#### The task:
Collect every line of the material below that contains the string "title", and copy each one in full.

#### Records to process:

────────────────

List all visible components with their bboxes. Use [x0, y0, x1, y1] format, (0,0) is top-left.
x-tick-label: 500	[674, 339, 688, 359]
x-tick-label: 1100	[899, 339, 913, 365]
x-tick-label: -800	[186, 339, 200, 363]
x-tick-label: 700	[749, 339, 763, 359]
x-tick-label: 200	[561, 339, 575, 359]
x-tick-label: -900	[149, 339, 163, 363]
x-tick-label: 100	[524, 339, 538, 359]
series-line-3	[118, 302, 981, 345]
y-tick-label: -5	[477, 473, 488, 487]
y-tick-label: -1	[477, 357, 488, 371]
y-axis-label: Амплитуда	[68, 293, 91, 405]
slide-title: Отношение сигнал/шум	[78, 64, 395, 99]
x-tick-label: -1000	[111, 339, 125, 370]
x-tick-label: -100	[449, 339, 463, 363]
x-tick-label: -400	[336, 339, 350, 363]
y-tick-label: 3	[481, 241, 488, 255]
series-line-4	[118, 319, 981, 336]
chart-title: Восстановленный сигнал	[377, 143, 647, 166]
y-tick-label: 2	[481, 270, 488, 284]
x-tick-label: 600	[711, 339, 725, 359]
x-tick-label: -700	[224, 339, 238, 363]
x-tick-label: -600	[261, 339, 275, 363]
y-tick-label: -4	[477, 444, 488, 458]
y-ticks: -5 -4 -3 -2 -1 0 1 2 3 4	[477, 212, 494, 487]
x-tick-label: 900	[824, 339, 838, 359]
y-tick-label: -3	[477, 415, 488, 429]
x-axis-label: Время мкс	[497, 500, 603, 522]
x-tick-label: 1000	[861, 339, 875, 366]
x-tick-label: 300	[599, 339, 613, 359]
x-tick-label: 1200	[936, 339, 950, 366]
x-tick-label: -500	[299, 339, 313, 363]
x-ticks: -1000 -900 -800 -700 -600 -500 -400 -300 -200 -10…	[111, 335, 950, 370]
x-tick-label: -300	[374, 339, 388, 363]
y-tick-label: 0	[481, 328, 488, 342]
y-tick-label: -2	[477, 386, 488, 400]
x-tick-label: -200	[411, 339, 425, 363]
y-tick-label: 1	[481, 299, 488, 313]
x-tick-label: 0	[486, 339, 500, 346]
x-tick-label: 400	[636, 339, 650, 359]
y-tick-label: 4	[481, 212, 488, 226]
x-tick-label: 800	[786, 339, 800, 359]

────────────────

#### Answer:
slide-title: Отношение сигнал/шум	[78, 64, 395, 99]
chart-title: Восстановленный сигнал	[377, 143, 647, 166]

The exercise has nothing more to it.